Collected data
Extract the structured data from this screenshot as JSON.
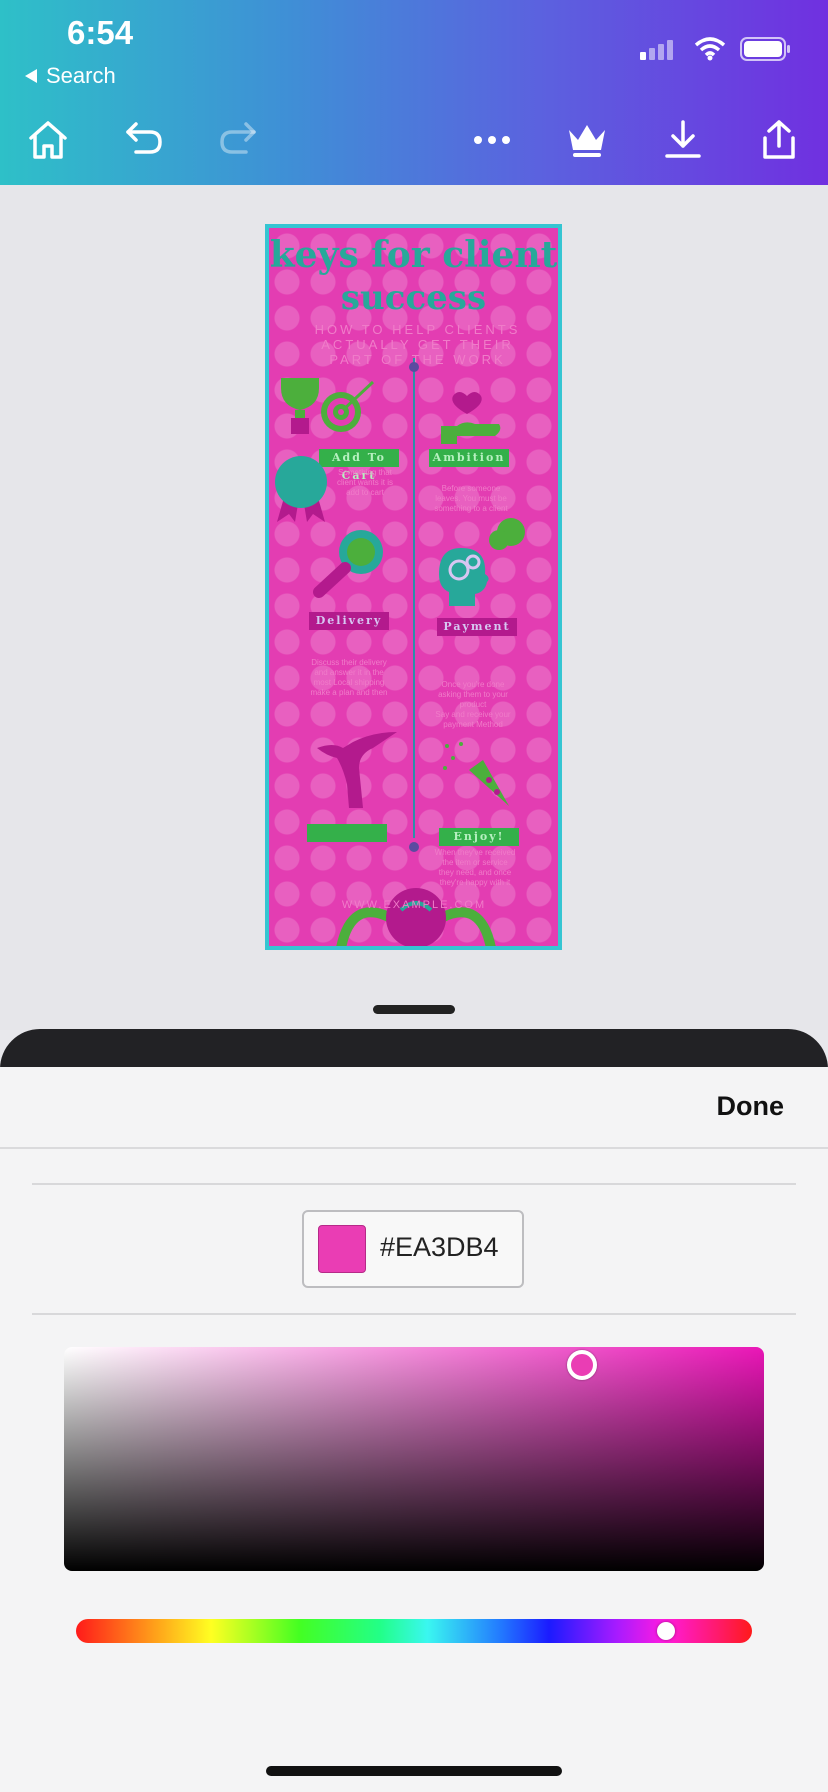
{
  "status_bar": {
    "time": "6:54",
    "back_label": "Search"
  },
  "toolbar": {
    "icons": [
      "home-icon",
      "undo-icon",
      "redo-icon",
      "more-icon",
      "crown-icon",
      "download-icon",
      "share-icon"
    ]
  },
  "design": {
    "title_line1": "keys for client",
    "title_line2": "success",
    "subtitle_line1": "HOW TO HELP CLIENTS",
    "subtitle_line2": "ACTUALLY GET THEIR",
    "subtitle_line3": "PART OF THE WORK",
    "labels": {
      "add_to_cart": "Add To Cart",
      "ambition": "Ambition",
      "delivery": "Delivery",
      "payment": "Payment",
      "enjoy": "Enjoy!"
    },
    "small_texts": {
      "left1": "Something that\nclient wants it is\nadd to cart",
      "right1": "Before someone\nleaves. You must be\nsomething to a client",
      "left2": "Discuss their delivery\nand answer it in the\nmost Local shipping\nmake a plan and then",
      "right2": "Once you're done\nasking them to your\nproduct\nSay and receive your\npayment Method",
      "right3": "When they've received\nthe item or service\nthey need, and once\nthey're happy with it"
    },
    "footer_url": "WWW.EXAMPLE.COM",
    "colors": {
      "background": "#E33DB2",
      "teal": "#27A89A",
      "green": "#34B04A",
      "magenta": "#B31A8D",
      "border": "#35C5D2"
    }
  },
  "color_panel": {
    "done_label": "Done",
    "hex_value": "#EA3DB4",
    "selected_color": "#EA3DB4",
    "saturation": 0.74,
    "brightness": 0.92,
    "hue_position": 0.873
  }
}
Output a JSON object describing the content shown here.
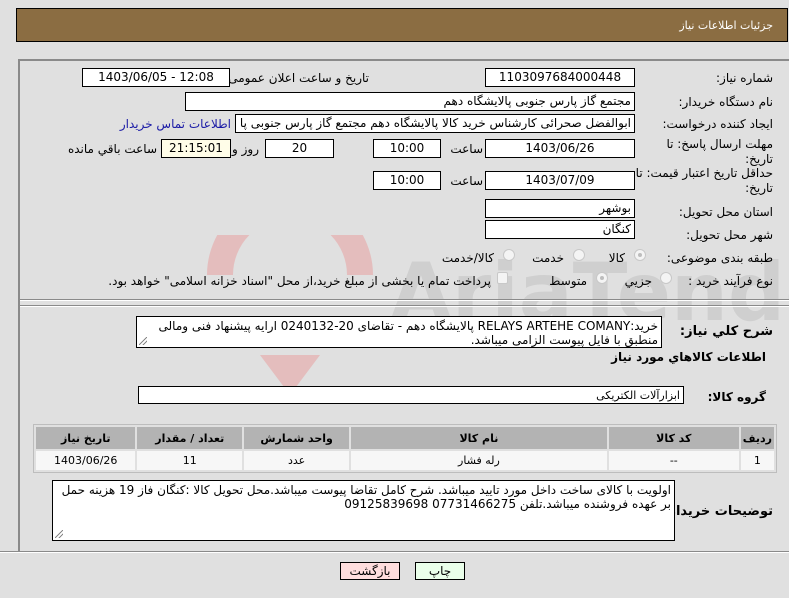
{
  "header": {
    "title": "جزئیات اطلاعات نیاز"
  },
  "form": {
    "need_number": {
      "label": "شماره نیاز:",
      "value": "1103097684000448"
    },
    "announce_datetime": {
      "label": "تاریخ و ساعت اعلان عمومی:",
      "value": "1403/06/05 - 12:08"
    },
    "buyer_org": {
      "label": "نام دستگاه خریدار:",
      "value": "مجتمع گاز پارس جنوبی  پالایشگاه دهم"
    },
    "requester": {
      "label": "ایجاد کننده درخواست:",
      "value": "ابوالفضل صحرائی کارشناس خرید کالا پالایشگاه دهم مجتمع گاز پارس جنوبی  پا",
      "contact_link": "اطلاعات تماس خریدار"
    },
    "reply_deadline": {
      "label_line1": "مهلت ارسال پاسخ: تا",
      "label_line2": "تاریخ:",
      "date": "1403/06/26",
      "time_label": "ساعت",
      "time": "10:00",
      "days": "20",
      "days_label": "روز و",
      "remaining": "21:15:01",
      "remaining_label": "ساعت باقي مانده"
    },
    "price_validity": {
      "label_line1": "حداقل تاریخ اعتبار قیمت: تا",
      "label_line2": "تاریخ:",
      "date": "1403/07/09",
      "time_label": "ساعت",
      "time": "10:00"
    },
    "province": {
      "label": "استان محل تحویل:",
      "value": "بوشهر"
    },
    "city": {
      "label": "شهر محل تحویل:",
      "value": "کنگان"
    },
    "category": {
      "label": "طبقه بندی موضوعی:",
      "options": [
        "کالا",
        "خدمت",
        "کالا/خدمت"
      ],
      "selected": "کالا"
    },
    "purchase_type": {
      "label": "نوع فرآیند خرید :",
      "options": [
        "جزیي",
        "متوسط"
      ],
      "selected": "متوسط",
      "treasury_checkbox_label": "پرداخت تمام یا بخشی از مبلغ خرید،از محل \"اسناد خزانه اسلامی\" خواهد بود.",
      "treasury_checked": false
    }
  },
  "description": {
    "label": "شرح کلي نياز:",
    "value": "خرید:RELAYS ARTEHE COMANY پالایشگاه دهم - تقاضای 20-0240132 ارایه پیشنهاد فنی ومالی منطبق با فایل پیوست الزامی میباشد."
  },
  "goods_section": {
    "title": "اطلاعات کالاهاي مورد نياز",
    "group_label": "گروه کالا:",
    "group_value": "ابزارآلات الکتریکی",
    "table": {
      "headers": [
        "ردیف",
        "کد کالا",
        "نام کالا",
        "واحد شمارش",
        "تعداد / مقدار",
        "تاریخ نیاز"
      ],
      "rows": [
        [
          "1",
          "--",
          "رله فشار",
          "عدد",
          "11",
          "1403/06/26"
        ]
      ]
    }
  },
  "buyer_notes": {
    "label": "توضیحات خریدار:",
    "value": "اولویت با کالای ساخت داخل مورد تایید میباشد. شرح کامل تقاضا پیوست میباشد.محل تحویل کالا :کنگان فاز 19 هزینه حمل بر عهده فروشنده میباشد.تلفن 07731466275  09125839698"
  },
  "buttons": {
    "print": "چاپ",
    "back": "بازگشت"
  },
  "colors": {
    "header_bg": "#8b6d42",
    "print_bg": "#eaffea",
    "back_bg": "#ffdede",
    "link": "#1a1aa6"
  }
}
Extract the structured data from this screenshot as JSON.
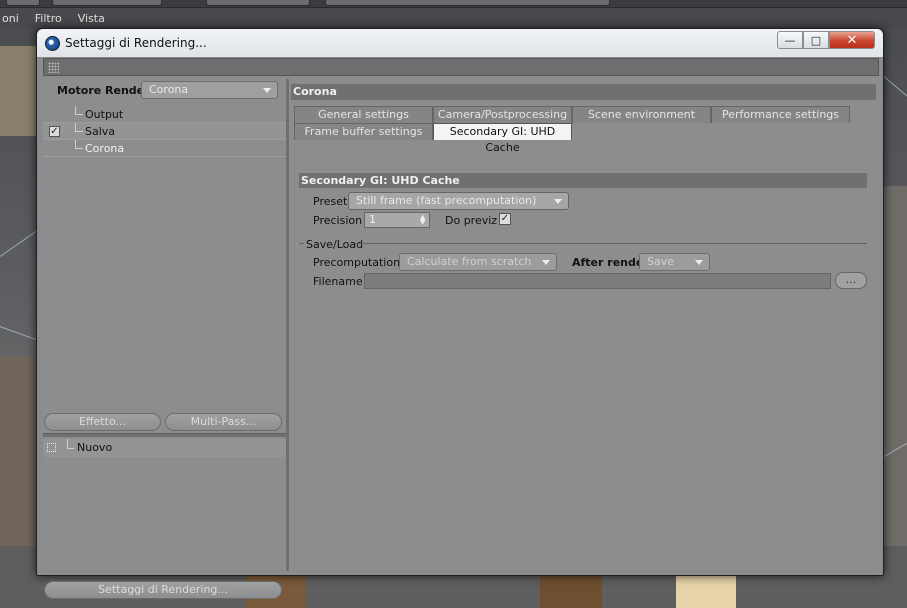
{
  "host_app": {
    "menu": [
      "oni",
      "Filtro",
      "Vista"
    ]
  },
  "dialog": {
    "title": "Settaggi di Rendering...",
    "controls": {
      "minimize": "—",
      "maximize": "□",
      "close": "✕"
    }
  },
  "left_panel": {
    "engine_label": "Motore Render",
    "engine_value": "Corona",
    "items": [
      {
        "label": "Output",
        "checked": false
      },
      {
        "label": "Salva",
        "checked": true
      },
      {
        "label": "Corona",
        "checked": false,
        "selected": true
      }
    ],
    "check_glyph": "✓",
    "effetto_button": "Effetto...",
    "multipass_button": "Multi-Pass...",
    "nuovo_label": "Nuovo",
    "settaggi_button": "Settaggi di Rendering..."
  },
  "right_panel": {
    "section_title": "Corona",
    "tabs_row1": [
      "General settings",
      "Camera/Postprocessing",
      "Scene environment",
      "Performance settings"
    ],
    "tabs_row2": [
      "Frame buffer settings",
      "Secondary GI: UHD Cache"
    ],
    "active_tab": "Secondary GI: UHD Cache",
    "group_title": "Secondary GI: UHD Cache",
    "preset_label": "Preset",
    "preset_value": "Still frame (fast precomputation)",
    "precision_label": "Precision",
    "precision_value": "1",
    "do_previz_label": "Do previz",
    "do_previz_checked": true,
    "saveload_title": "Save/Load",
    "precomputation_label": "Precomputation",
    "precomputation_value": "Calculate from scratch",
    "after_render_label": "After render",
    "after_render_value": "Save",
    "filename_label": "Filename",
    "filename_value": "",
    "browse_label": "..."
  }
}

**What the task requires:** Copy all lines from the data that hold the word "Cache".

**Response to the task:**
      "Secondary GI: UHD Cache"
    "active_tab": "Secondary GI: UHD Cache",
    "group_title": "Secondary GI: UHD Cache",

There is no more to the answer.